=== Material shown ===
<<<<

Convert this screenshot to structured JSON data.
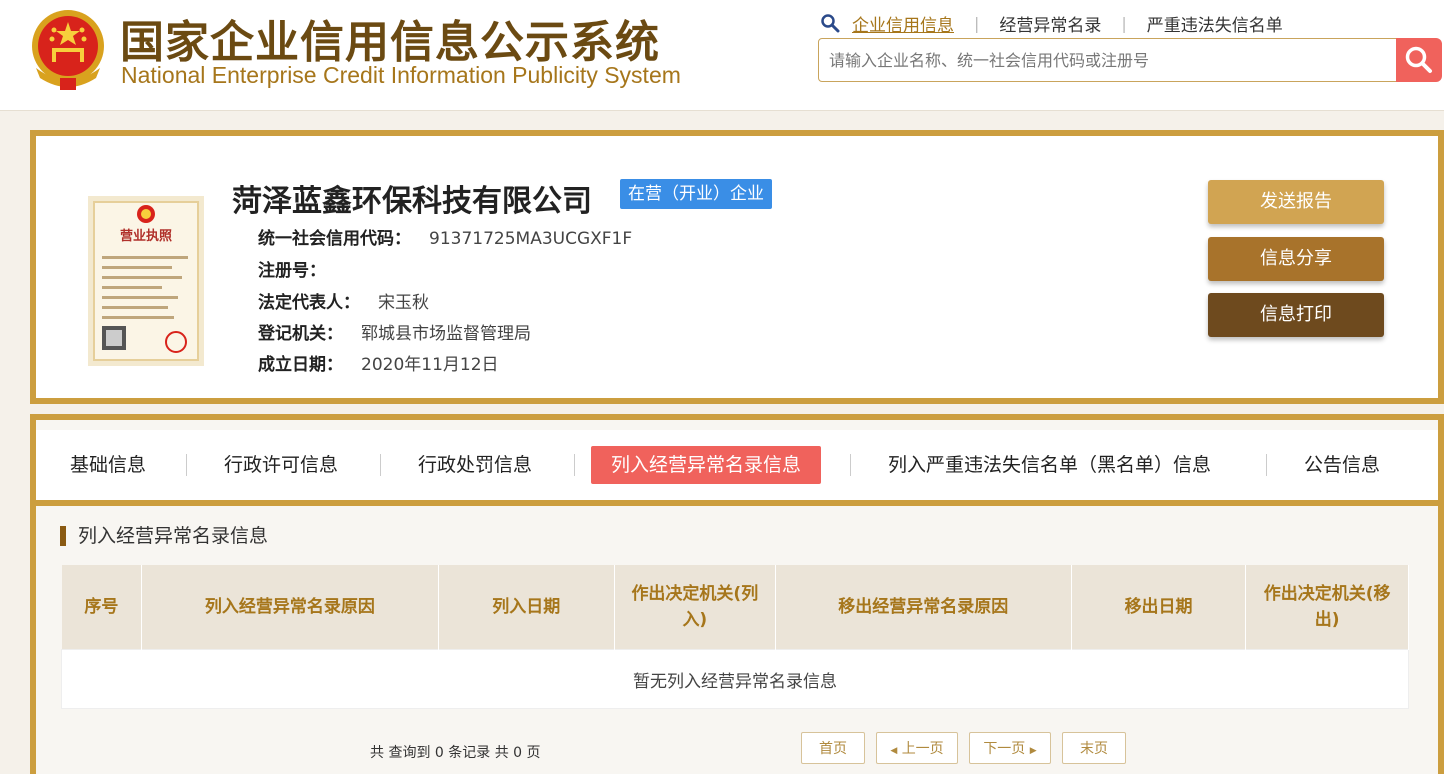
{
  "header": {
    "title_cn": "国家企业信用信息公示系统",
    "title_en": "National Enterprise Credit Information Publicity System",
    "nav": [
      {
        "label": "企业信用信息"
      },
      {
        "label": "经营异常名录"
      },
      {
        "label": "严重违法失信名单"
      }
    ],
    "search": {
      "placeholder": "请输入企业名称、统一社会信用代码或注册号",
      "value": ""
    }
  },
  "company": {
    "name": "菏泽蓝鑫环保科技有限公司",
    "status": "在营（开业）企业",
    "fields": [
      {
        "label": "统一社会信用代码：",
        "value": "91371725MA3UCGXF1F"
      },
      {
        "label": "注册号：",
        "value": ""
      },
      {
        "label": "法定代表人：",
        "value": "宋玉秋"
      },
      {
        "label": "登记机关：",
        "value": "郓城县市场监督管理局"
      },
      {
        "label": "成立日期：",
        "value": "2020年11月12日"
      }
    ],
    "license_title": "营业执照"
  },
  "actions": {
    "send_report": "发送报告",
    "share": "信息分享",
    "print": "信息打印"
  },
  "colors": {
    "gold_border": "#cc9e3f",
    "brand_brown": "#6b4a12",
    "accent_red": "#f0625c",
    "badge_blue": "#3a8ee6"
  },
  "tabs": [
    {
      "label": "基础信息"
    },
    {
      "label": "行政许可信息"
    },
    {
      "label": "行政处罚信息"
    },
    {
      "label": "列入经营异常名录信息"
    },
    {
      "label": "列入严重违法失信名单（黑名单）信息"
    },
    {
      "label": "公告信息"
    }
  ],
  "section": {
    "title": "列入经营异常名录信息",
    "columns": [
      "序号",
      "列入经营异常名录原因",
      "列入日期",
      "作出决定机关(列入)",
      "移出经营异常名录原因",
      "移出日期",
      "作出决定机关(移出)"
    ],
    "empty_text": "暂无列入经营异常名录信息"
  },
  "pager": {
    "summary": "共 查询到 0 条记录 共 0 页",
    "first": "首页",
    "prev": "上一页",
    "next": "下一页",
    "last": "末页"
  }
}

>>>>

=== Objective ===
Reproduce all of the data exactly; the pictures do not belong in the copy.

=== Exercise solution ===
Convert this screenshot to structured JSON data.
{
  "header": {
    "title_cn": "国家企业信用信息公示系统",
    "title_en": "National Enterprise Credit Information Publicity System",
    "nav": [
      {
        "label": "企业信用信息"
      },
      {
        "label": "经营异常名录"
      },
      {
        "label": "严重违法失信名单"
      }
    ],
    "search": {
      "placeholder": "请输入企业名称、统一社会信用代码或注册号",
      "value": ""
    }
  },
  "company": {
    "name": "菏泽蓝鑫环保科技有限公司",
    "status": "在营（开业）企业",
    "fields": [
      {
        "label": "统一社会信用代码：",
        "value": "91371725MA3UCGXF1F"
      },
      {
        "label": "注册号：",
        "value": ""
      },
      {
        "label": "法定代表人：",
        "value": "宋玉秋"
      },
      {
        "label": "登记机关：",
        "value": "郓城县市场监督管理局"
      },
      {
        "label": "成立日期：",
        "value": "2020年11月12日"
      }
    ],
    "license_title": "营业执照"
  },
  "actions": {
    "send_report": "发送报告",
    "share": "信息分享",
    "print": "信息打印"
  },
  "colors": {
    "gold_border": "#cc9e3f",
    "brand_brown": "#6b4a12",
    "accent_red": "#f0625c",
    "badge_blue": "#3a8ee6"
  },
  "tabs": [
    {
      "label": "基础信息"
    },
    {
      "label": "行政许可信息"
    },
    {
      "label": "行政处罚信息"
    },
    {
      "label": "列入经营异常名录信息"
    },
    {
      "label": "列入严重违法失信名单（黑名单）信息"
    },
    {
      "label": "公告信息"
    }
  ],
  "section": {
    "title": "列入经营异常名录信息",
    "columns": [
      "序号",
      "列入经营异常名录原因",
      "列入日期",
      "作出决定机关(列入)",
      "移出经营异常名录原因",
      "移出日期",
      "作出决定机关(移出)"
    ],
    "empty_text": "暂无列入经营异常名录信息"
  },
  "pager": {
    "summary": "共 查询到 0 条记录 共 0 页",
    "first": "首页",
    "prev": "上一页",
    "next": "下一页",
    "last": "末页"
  }
}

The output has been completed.